### RECORDS FOR THIS EXERCISE

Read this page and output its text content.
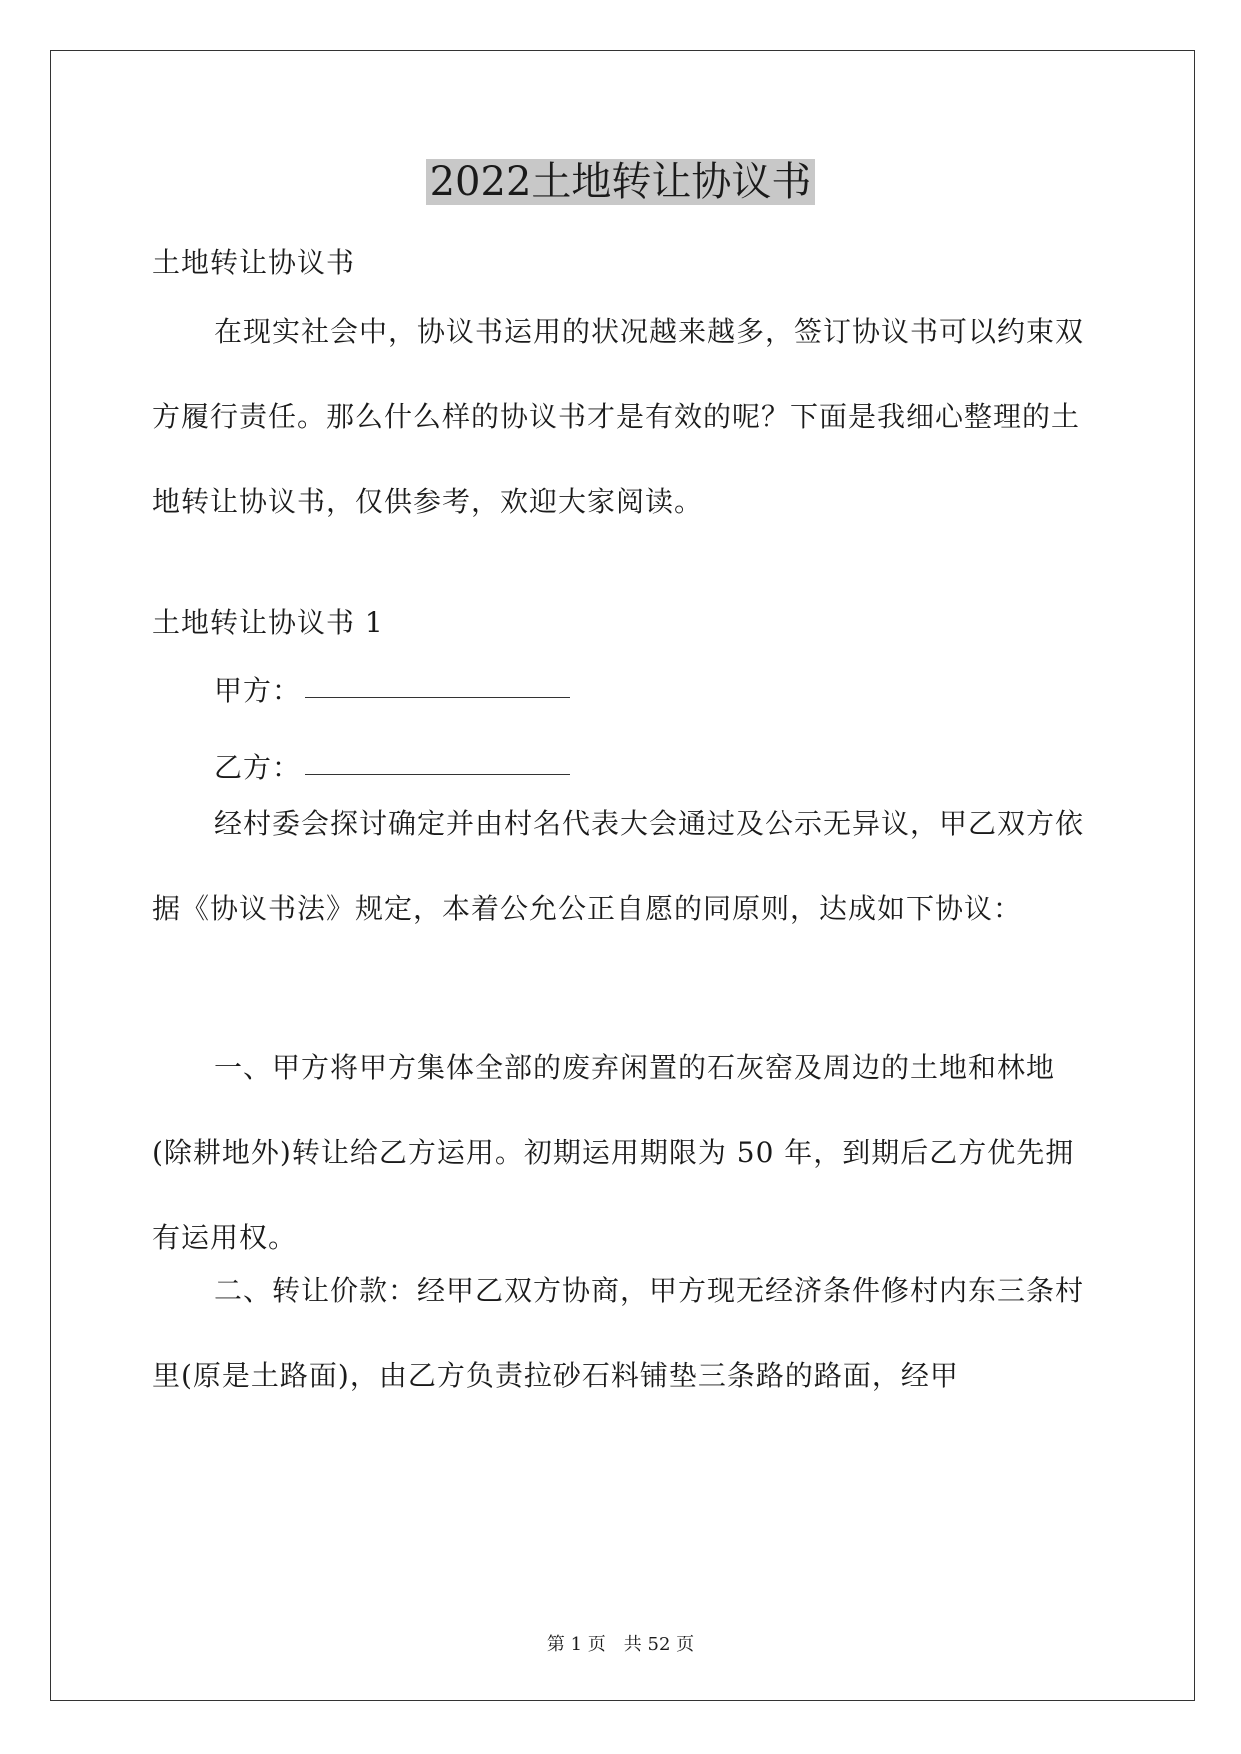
2022土地转让协议书

土地转让协议书

在现实社会中，协议书运用的状况越来越多，签订协议书可以约束双方履行责任。那么什么样的协议书才是有效的呢？下面是我细心整理的土地转让协议书，仅供参考，欢迎大家阅读。

土地转让协议书 1

甲方：

乙方：

经村委会探讨确定并由村名代表大会通过及公示无异议，甲乙双方依据《协议书法》规定，本着公允公正自愿的同原则，达成如下协议：

一、甲方将甲方集体全部的废弃闲置的石灰窑及周边的土地和林地(除耕地外)转让给乙方运用。初期运用期限为 50 年，到期后乙方优先拥有运用权。

二、转让价款：经甲乙双方协商，甲方现无经济条件修村内东三条村里(原是土路面)，由乙方负责拉砂石料铺垫三条路的路面，经甲

第 1 页　共 52 页
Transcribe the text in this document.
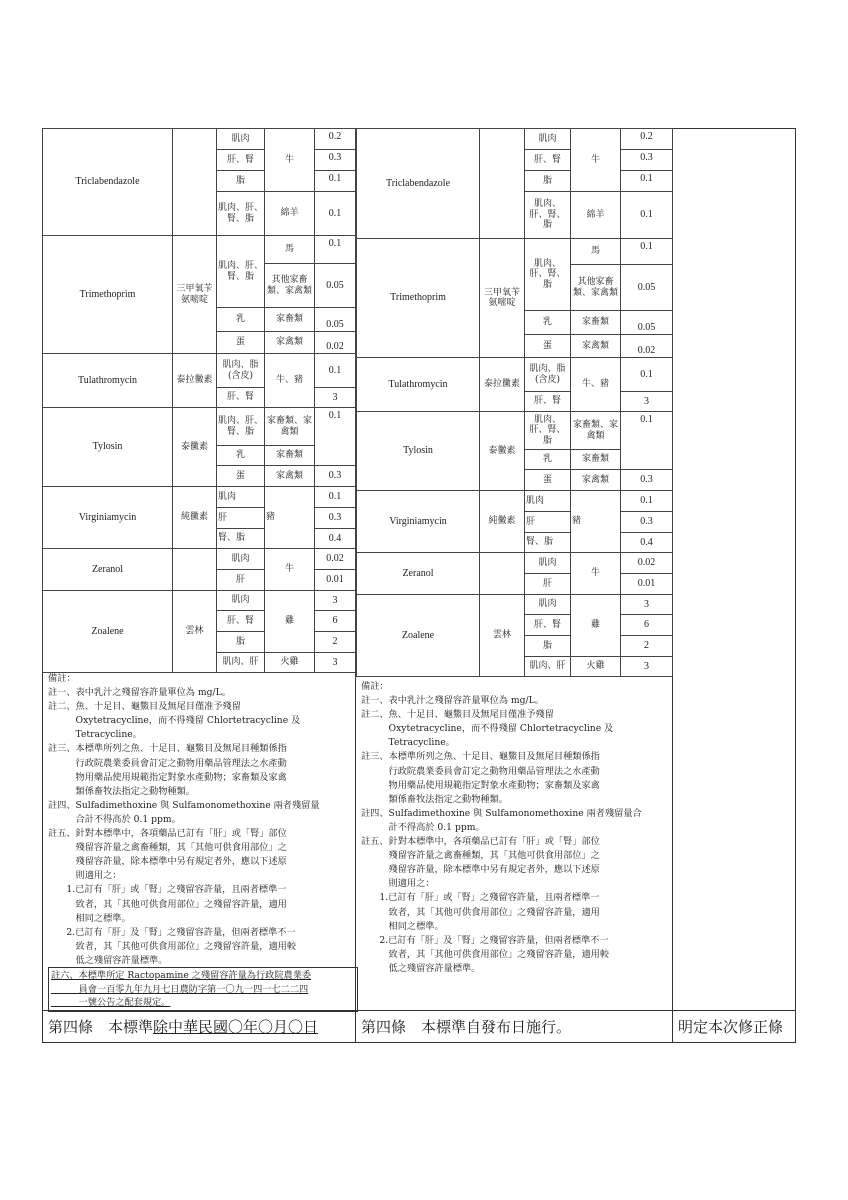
Triclabendazole		肌肉	牛	0.2
		肝、腎		0.3
		脂		0.1
		肌肉、肝、腎、脂	綿羊	0.1

Trimethoprim	三甲氧苄氨嘧啶	肌肉、肝、腎、脂	馬	0.1
			其他家畜類、家禽類	0.05
		乳	家畜類	0.05
		蛋	家禽類	0.02
Tulathromycin	泰拉黴素	肌肉、脂(含皮)	牛、豬	0.1
		肝、腎		3
Tylosin	泰黴素	肌肉、肝、腎、脂	家畜類、家禽類	0.1
		乳	家畜類	
		蛋	家禽類	0.3
Virginiamycin	純黴素	肌肉	豬	0.1
		肝		0.3
		腎、脂		0.4
Zeranol		肌肉	牛	0.02
		肝		0.01
Zoalene	雲林	肌肉	雞	3
		肝、腎		6
		脂		2
		肌肉、肝	火雞	3
Triclabendazole		肌肉	牛	0.2
		肝、腎		0.3
		脂		0.1
		肌肉、肝、腎、脂	綿羊	0.1

Trimethoprim	三甲氧苄氨嘧啶	肌肉、肝、腎、脂	馬	0.1
			其他家畜類、家禽類	0.05
		乳	家畜類	0.05
		蛋	家禽類	0.02
Tulathromycin	泰拉黴素	肌肉、脂(含皮)	牛、豬	0.1
		肝、腎		3
Tylosin	泰黴素	肌肉、肝、腎、脂	家畜類、家禽類	0.1
		乳	家畜類	
		蛋	家禽類	0.3
Virginiamycin	純黴素	肌肉	豬	0.1
		肝		0.3
		腎、脂		0.4
Zeranol		肌肉	牛	0.02
		肝		0.01
Zoalene	雲林	肌肉	雞	3
		肝、腎		6
		脂		2
		肌肉、肝	火雞	3
備註：
註一、表中乳汁之殘留容許量單位為 mg/L。
註二、魚、十足目、龜鱉目及無尾目僅准予殘留
　　　Oxytetracycline，而不得殘留 Chlortetracycline 及
　　　Tetracycline。
註三、本標準所列之魚、十足目、龜鱉目及無尾目種類係指
　　　行政院農業委員會訂定之動物用藥品管理法之水產動
　　　物用藥品使用規範指定對象水產動物；家畜類及家禽
　　　類係畜牧法指定之動物種類。
註四、Sulfadimethoxine 與 Sulfamonomethoxine 兩者殘留量
　　　合計不得高於 0.1 ppm。
註五、針對本標準中，各項藥品已訂有「肝」或「腎」部位
　　　殘留容許量之禽畜種類，其「其他可供食用部位」之
　　　殘留容許量，除本標準中另有規定者外，應以下述原
　　　則適用之：
　　1.已訂有「肝」或「腎」之殘留容許量，且兩者標準一
　　　致者，其「其他可供食用部位」之殘留容許量，適用
　　　相同之標準。
　　2.已訂有「肝」及「腎」之殘留容許量，但兩者標準不一
　　　致者，其「其他可供食用部位」之殘留容許量，適用較
　　　低之殘留容許量標準。
註六、本標準所定 Ractopamine 之殘留容許量為行政院農業委
　　　員會一百零九年九月七日農防字第一〇九一四一七二二四
　　　一號公告之配套規定。
備註：
註一、表中乳汁之殘留容許量單位為 mg/L。
註二、魚、十足目、龜鱉目及無尾目僅准予殘留
　　　Oxytetracycline，而不得殘留 Chlortetracycline 及
　　　Tetracycline。
註三、本標準所列之魚、十足目、龜鱉目及無尾目種類係指
　　　行政院農業委員會訂定之動物用藥品管理法之水產動
　　　物用藥品使用規範指定對象水產動物；家畜類及家禽
　　　類係畜牧法指定之動物種類。
註四、Sulfadimethoxine 與 Sulfamonomethoxine 兩者殘留量合
　　　計不得高於 0.1 ppm。
註五、針對本標準中，各項藥品已訂有「肝」或「腎」部位
　　　殘留容許量之禽畜種類，其「其他可供食用部位」之
　　　殘留容許量，除本標準中另有規定者外，應以下述原
　　　則適用之：
　　1.已訂有「肝」或「腎」之殘留容許量，且兩者標準一
　　　致者，其「其他可供食用部位」之殘留容許量，適用
　　　相同之標準。
　　2.已訂有「肝」及「腎」之殘留容許量，但兩者標準不一
　　　致者，其「其他可供食用部位」之殘留容許量，適用較
　　　低之殘留容許量標準。
第四條　本標準除中華民國〇年〇月〇日	第四條　本標準自發布日施行。	明定本次修正條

######

[EXERCISE] Omit every image. Quote each record exactly.

[THE OUTPUT]
Read this page and output its text content.
2022土地转让协议书

土地转让协议书

在现实社会中，协议书运用的状况越来越多，签订协议书可以约束双方履行责任。那么什么样的协议书才是有效的呢？下面是我细心整理的土地转让协议书，仅供参考，欢迎大家阅读。

土地转让协议书 1

甲方：

乙方：

经村委会探讨确定并由村名代表大会通过及公示无异议，甲乙双方依据《协议书法》规定，本着公允公正自愿的同原则，达成如下协议：

一、甲方将甲方集体全部的废弃闲置的石灰窑及周边的土地和林地(除耕地外)转让给乙方运用。初期运用期限为 50 年，到期后乙方优先拥有运用权。

二、转让价款：经甲乙双方协商，甲方现无经济条件修村内东三条村里(原是土路面)，由乙方负责拉砂石料铺垫三条路的路面，经甲

第 1 页　共 52 页
Transcribe the text in this document.
Triclabendazole		肌肉	牛	0.2
		肝、腎		0.3
		脂		0.1
		肌肉、肝、腎、脂	綿羊	0.1

Trimethoprim	三甲氧苄氨嘧啶	肌肉、肝、腎、脂	馬	0.1
			其他家畜類、家禽類	0.05
		乳	家畜類	0.05
		蛋	家禽類	0.02
Tulathromycin	泰拉黴素	肌肉、脂(含皮)	牛、豬	0.1
		肝、腎		3
Tylosin	泰黴素	肌肉、肝、腎、脂	家畜類、家禽類	0.1
		乳	家畜類	
		蛋	家禽類	0.3
Virginiamycin	純黴素	肌肉	豬	0.1
		肝		0.3
		腎、脂		0.4
Zeranol		肌肉	牛	0.02
		肝		0.01
Zoalene	雲林	肌肉	雞	3
		肝、腎		6
		脂		2
		肌肉、肝	火雞	3
Triclabendazole		肌肉	牛	0.2
		肝、腎		0.3
		脂		0.1
		肌肉、肝、腎、脂	綿羊	0.1

Trimethoprim	三甲氧苄氨嘧啶	肌肉、肝、腎、脂	馬	0.1
			其他家畜類、家禽類	0.05
		乳	家畜類	0.05
		蛋	家禽類	0.02
Tulathromycin	泰拉黴素	肌肉、脂(含皮)	牛、豬	0.1
		肝、腎		3
Tylosin	泰黴素	肌肉、肝、腎、脂	家畜類、家禽類	0.1
		乳	家畜類	
		蛋	家禽類	0.3
Virginiamycin	純黴素	肌肉	豬	0.1
		肝		0.3
		腎、脂		0.4
Zeranol		肌肉	牛	0.02
		肝		0.01
Zoalene	雲林	肌肉	雞	3
		肝、腎		6
		脂		2
		肌肉、肝	火雞	3
備註：
註一、表中乳汁之殘留容許量單位為 mg/L。
註二、魚、十足目、龜鱉目及無尾目僅准予殘留
　　　Oxytetracycline，而不得殘留 Chlortetracycline 及
　　　Tetracycline。
註三、本標準所列之魚、十足目、龜鱉目及無尾目種類係指
　　　行政院農業委員會訂定之動物用藥品管理法之水產動
　　　物用藥品使用規範指定對象水產動物；家畜類及家禽
　　　類係畜牧法指定之動物種類。
註四、Sulfadimethoxine 與 Sulfamonomethoxine 兩者殘留量
　　　合計不得高於 0.1 ppm。
註五、針對本標準中，各項藥品已訂有「肝」或「腎」部位
　　　殘留容許量之禽畜種類，其「其他可供食用部位」之
　　　殘留容許量，除本標準中另有規定者外，應以下述原
　　　則適用之：
　　1.已訂有「肝」或「腎」之殘留容許量，且兩者標準一
　　　致者，其「其他可供食用部位」之殘留容許量，適用
　　　相同之標準。
　　2.已訂有「肝」及「腎」之殘留容許量，但兩者標準不一
　　　致者，其「其他可供食用部位」之殘留容許量，適用較
　　　低之殘留容許量標準。
註六、本標準所定 Ractopamine 之殘留容許量為行政院農業委
　　　員會一百零九年九月七日農防字第一〇九一四一七二二四
　　　一號公告之配套規定。
備註：
註一、表中乳汁之殘留容許量單位為 mg/L。
註二、魚、十足目、龜鱉目及無尾目僅准予殘留
　　　Oxytetracycline，而不得殘留 Chlortetracycline 及
　　　Tetracycline。
註三、本標準所列之魚、十足目、龜鱉目及無尾目種類係指
　　　行政院農業委員會訂定之動物用藥品管理法之水產動
　　　物用藥品使用規範指定對象水產動物；家畜類及家禽
　　　類係畜牧法指定之動物種類。
註四、Sulfadimethoxine 與 Sulfamonomethoxine 兩者殘留量合
　　　計不得高於 0.1 ppm。
註五、針對本標準中，各項藥品已訂有「肝」或「腎」部位
　　　殘留容許量之禽畜種類，其「其他可供食用部位」之
　　　殘留容許量，除本標準中另有規定者外，應以下述原
　　　則適用之：
　　1.已訂有「肝」或「腎」之殘留容許量，且兩者標準一
　　　致者，其「其他可供食用部位」之殘留容許量，適用
　　　相同之標準。
　　2.已訂有「肝」及「腎」之殘留容許量，但兩者標準不一
　　　致者，其「其他可供食用部位」之殘留容許量，適用較
　　　低之殘留容許量標準。
第四條　本標準除中華民國〇年〇月〇日	第四條　本標準自發布日施行。	明定本次修正條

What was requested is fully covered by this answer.